* Start *

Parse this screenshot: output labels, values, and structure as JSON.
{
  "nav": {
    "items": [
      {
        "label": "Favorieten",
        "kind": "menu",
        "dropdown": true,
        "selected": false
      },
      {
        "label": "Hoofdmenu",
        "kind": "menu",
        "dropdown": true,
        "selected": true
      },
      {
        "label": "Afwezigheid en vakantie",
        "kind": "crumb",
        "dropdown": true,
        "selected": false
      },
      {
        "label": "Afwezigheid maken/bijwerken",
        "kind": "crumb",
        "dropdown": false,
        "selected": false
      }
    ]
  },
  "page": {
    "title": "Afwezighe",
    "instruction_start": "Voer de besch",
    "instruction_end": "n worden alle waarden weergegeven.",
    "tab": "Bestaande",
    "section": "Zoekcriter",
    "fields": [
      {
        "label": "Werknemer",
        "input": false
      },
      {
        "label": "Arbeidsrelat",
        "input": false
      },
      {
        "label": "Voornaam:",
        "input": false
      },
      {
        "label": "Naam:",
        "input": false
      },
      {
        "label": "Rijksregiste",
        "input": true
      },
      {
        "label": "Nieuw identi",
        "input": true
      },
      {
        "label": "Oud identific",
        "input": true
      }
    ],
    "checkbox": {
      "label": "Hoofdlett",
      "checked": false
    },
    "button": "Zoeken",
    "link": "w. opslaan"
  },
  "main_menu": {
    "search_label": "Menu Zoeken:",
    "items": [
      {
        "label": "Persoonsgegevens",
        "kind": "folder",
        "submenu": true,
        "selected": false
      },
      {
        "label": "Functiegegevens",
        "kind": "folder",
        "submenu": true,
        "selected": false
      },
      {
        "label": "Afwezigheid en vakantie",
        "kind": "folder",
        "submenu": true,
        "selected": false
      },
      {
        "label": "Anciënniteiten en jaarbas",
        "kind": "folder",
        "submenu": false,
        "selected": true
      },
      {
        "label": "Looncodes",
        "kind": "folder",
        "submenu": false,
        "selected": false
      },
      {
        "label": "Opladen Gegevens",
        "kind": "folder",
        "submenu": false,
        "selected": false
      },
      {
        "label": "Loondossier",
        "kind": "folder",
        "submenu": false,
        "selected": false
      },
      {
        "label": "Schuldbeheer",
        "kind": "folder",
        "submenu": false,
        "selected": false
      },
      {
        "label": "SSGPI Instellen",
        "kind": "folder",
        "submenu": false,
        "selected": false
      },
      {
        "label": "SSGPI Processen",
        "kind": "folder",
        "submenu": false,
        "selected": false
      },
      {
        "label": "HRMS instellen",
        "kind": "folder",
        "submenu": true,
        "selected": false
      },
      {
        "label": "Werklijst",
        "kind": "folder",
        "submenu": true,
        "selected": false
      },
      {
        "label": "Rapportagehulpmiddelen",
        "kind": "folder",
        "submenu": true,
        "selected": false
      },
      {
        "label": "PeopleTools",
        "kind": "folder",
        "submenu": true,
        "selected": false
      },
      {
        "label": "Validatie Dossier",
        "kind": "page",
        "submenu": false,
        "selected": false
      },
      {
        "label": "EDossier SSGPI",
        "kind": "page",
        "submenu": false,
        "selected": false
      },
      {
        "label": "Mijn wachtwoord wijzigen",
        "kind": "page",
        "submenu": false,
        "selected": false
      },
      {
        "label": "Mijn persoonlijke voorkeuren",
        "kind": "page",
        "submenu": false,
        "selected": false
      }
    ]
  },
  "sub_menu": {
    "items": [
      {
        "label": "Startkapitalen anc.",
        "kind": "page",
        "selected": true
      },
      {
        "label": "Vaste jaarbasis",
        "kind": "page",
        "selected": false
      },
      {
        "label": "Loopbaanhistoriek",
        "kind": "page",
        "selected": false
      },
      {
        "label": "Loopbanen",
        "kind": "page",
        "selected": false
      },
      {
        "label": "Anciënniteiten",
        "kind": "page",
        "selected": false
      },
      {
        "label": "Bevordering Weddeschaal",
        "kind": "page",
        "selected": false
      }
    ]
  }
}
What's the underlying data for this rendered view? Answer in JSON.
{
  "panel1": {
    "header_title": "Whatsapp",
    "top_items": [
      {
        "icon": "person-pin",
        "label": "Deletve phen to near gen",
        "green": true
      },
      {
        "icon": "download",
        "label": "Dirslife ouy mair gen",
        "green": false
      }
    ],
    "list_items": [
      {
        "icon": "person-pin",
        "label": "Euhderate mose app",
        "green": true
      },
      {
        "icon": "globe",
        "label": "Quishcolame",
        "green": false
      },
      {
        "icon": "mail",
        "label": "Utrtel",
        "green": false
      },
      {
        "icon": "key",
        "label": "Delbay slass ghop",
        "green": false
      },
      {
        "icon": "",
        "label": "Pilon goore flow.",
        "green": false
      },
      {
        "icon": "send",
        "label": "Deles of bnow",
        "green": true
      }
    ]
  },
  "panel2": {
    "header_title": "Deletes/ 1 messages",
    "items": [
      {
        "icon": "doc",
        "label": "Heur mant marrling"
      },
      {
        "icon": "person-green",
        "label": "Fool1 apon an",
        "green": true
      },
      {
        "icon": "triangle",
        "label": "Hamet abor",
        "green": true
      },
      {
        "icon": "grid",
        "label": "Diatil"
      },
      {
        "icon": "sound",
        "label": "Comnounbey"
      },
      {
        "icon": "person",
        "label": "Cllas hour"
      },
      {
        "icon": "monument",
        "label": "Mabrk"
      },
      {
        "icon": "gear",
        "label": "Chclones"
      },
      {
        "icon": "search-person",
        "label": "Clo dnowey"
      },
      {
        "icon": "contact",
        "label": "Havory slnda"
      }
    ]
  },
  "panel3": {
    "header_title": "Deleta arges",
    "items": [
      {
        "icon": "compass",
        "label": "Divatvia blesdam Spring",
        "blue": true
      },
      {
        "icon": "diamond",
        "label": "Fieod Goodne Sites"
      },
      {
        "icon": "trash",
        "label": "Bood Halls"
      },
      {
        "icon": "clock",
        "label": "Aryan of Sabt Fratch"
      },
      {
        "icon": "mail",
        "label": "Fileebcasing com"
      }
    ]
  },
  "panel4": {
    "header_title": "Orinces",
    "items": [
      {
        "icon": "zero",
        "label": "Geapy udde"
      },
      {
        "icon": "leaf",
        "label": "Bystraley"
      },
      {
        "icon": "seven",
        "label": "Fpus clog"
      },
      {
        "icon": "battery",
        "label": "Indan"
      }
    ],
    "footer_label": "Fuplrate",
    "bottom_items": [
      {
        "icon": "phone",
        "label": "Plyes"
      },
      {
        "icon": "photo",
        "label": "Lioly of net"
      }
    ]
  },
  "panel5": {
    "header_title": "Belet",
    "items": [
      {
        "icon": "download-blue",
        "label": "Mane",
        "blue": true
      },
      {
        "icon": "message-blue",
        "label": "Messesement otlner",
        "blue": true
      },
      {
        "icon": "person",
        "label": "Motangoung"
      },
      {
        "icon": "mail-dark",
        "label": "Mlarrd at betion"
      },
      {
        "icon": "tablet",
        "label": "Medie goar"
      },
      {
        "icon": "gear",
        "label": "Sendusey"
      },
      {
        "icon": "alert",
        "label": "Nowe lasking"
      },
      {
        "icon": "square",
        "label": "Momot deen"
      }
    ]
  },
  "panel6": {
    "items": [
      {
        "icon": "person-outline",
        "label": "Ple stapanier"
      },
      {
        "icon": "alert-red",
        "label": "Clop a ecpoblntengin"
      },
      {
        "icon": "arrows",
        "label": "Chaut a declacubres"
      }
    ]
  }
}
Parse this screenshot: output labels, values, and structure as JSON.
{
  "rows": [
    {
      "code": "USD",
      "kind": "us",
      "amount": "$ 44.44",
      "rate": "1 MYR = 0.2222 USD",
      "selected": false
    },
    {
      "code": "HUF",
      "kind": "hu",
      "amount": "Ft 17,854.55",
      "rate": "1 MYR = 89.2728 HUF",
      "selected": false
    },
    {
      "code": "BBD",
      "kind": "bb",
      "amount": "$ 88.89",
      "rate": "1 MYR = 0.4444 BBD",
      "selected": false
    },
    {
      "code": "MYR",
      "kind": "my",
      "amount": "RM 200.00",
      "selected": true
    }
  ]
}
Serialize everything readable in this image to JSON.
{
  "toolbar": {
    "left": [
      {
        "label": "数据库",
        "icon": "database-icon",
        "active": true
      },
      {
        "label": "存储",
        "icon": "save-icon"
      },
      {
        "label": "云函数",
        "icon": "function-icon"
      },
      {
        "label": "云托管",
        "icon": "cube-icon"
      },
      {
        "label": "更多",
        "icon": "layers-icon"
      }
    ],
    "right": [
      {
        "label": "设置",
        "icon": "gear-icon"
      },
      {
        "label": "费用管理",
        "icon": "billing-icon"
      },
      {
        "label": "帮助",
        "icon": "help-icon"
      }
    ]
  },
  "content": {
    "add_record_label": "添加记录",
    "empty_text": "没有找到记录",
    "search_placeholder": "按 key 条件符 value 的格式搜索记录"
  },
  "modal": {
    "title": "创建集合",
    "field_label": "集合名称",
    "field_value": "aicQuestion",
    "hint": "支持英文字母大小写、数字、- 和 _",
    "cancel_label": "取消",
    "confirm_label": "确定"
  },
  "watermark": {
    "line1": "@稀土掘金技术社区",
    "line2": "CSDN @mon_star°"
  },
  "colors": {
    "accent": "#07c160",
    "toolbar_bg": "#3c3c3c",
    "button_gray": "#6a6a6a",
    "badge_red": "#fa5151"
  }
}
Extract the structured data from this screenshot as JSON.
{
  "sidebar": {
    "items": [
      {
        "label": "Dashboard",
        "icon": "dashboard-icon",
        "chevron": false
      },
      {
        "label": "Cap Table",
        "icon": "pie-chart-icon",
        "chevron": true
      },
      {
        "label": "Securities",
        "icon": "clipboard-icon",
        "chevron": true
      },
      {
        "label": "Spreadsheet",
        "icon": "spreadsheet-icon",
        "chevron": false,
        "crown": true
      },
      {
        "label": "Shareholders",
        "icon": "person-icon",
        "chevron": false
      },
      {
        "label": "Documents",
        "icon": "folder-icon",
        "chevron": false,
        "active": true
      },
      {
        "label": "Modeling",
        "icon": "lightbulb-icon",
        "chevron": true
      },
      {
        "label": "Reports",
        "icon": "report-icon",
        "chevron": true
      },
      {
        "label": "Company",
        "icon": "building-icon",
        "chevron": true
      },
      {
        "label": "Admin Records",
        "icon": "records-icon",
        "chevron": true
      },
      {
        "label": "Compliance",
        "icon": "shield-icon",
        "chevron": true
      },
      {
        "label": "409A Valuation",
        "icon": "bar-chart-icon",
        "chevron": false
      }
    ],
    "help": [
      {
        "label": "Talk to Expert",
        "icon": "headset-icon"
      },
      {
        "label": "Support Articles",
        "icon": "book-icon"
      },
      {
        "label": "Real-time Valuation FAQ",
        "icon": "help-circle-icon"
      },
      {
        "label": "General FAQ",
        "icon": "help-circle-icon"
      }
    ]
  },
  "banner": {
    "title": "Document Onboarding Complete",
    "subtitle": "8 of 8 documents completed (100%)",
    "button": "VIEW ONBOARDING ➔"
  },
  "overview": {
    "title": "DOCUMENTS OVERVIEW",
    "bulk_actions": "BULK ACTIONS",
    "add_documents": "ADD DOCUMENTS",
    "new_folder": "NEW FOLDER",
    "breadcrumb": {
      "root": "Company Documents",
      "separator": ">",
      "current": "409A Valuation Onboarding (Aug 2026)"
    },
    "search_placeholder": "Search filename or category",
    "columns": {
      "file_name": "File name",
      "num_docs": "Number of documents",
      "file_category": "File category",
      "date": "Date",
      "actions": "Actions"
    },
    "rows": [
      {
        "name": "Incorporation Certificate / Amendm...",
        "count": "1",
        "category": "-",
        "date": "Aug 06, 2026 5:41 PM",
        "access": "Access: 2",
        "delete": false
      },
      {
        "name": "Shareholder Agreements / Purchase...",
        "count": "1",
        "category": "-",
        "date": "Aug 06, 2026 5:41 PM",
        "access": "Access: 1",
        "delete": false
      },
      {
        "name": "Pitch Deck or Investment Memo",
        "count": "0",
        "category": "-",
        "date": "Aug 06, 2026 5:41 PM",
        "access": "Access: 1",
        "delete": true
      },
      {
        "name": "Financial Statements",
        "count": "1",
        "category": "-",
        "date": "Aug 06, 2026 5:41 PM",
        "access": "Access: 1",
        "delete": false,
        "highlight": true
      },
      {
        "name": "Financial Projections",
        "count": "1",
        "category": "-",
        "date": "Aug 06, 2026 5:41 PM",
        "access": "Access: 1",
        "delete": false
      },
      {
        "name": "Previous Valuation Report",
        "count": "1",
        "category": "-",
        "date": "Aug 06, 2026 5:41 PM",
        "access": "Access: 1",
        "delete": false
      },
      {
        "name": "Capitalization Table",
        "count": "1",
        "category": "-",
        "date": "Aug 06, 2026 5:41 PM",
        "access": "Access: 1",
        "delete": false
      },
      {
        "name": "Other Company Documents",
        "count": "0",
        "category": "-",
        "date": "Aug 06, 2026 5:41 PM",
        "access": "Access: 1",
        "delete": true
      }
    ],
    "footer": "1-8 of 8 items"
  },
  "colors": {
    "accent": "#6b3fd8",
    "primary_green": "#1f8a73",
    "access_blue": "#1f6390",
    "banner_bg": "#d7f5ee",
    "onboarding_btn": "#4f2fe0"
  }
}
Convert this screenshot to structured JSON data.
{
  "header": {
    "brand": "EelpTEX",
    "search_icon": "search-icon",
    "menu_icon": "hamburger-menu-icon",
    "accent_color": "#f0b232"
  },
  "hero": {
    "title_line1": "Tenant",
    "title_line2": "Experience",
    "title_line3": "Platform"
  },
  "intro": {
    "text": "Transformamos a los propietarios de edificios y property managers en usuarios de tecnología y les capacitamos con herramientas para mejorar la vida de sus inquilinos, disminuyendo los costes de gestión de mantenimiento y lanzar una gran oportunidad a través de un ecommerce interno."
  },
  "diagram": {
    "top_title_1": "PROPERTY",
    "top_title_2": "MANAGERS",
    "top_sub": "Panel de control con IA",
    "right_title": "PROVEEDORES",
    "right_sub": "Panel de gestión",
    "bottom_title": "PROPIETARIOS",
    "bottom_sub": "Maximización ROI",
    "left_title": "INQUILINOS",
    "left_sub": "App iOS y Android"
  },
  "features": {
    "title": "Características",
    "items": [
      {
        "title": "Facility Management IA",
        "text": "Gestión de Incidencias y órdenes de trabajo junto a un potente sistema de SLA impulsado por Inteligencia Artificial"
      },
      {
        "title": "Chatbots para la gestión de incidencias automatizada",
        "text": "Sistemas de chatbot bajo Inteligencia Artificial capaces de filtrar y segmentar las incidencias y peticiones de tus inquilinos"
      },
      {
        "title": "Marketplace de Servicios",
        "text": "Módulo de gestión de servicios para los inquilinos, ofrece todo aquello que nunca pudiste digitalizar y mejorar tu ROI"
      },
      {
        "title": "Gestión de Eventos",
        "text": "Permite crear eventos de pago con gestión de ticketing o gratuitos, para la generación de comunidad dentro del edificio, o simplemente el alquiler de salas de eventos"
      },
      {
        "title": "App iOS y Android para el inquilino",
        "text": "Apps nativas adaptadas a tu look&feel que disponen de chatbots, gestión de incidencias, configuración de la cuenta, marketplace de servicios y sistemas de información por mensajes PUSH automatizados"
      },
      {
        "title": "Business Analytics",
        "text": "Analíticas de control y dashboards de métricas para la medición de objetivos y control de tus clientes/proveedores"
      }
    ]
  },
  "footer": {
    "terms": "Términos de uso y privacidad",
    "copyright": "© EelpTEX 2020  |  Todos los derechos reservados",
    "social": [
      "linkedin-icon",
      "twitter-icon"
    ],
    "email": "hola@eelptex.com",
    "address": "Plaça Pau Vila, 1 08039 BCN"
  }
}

* End *

→ REQUIREMENTS
Show each line holding the word "person".

→ REPLY TO THE EXERCISE
        "icon": "person-pin",
        "icon": "person-pin",
        "icon": "person-green",
        "icon": "person",
        "icon": "search-person",
        "icon": "person",
        "icon": "person-outline",
        "icon": "person-icon",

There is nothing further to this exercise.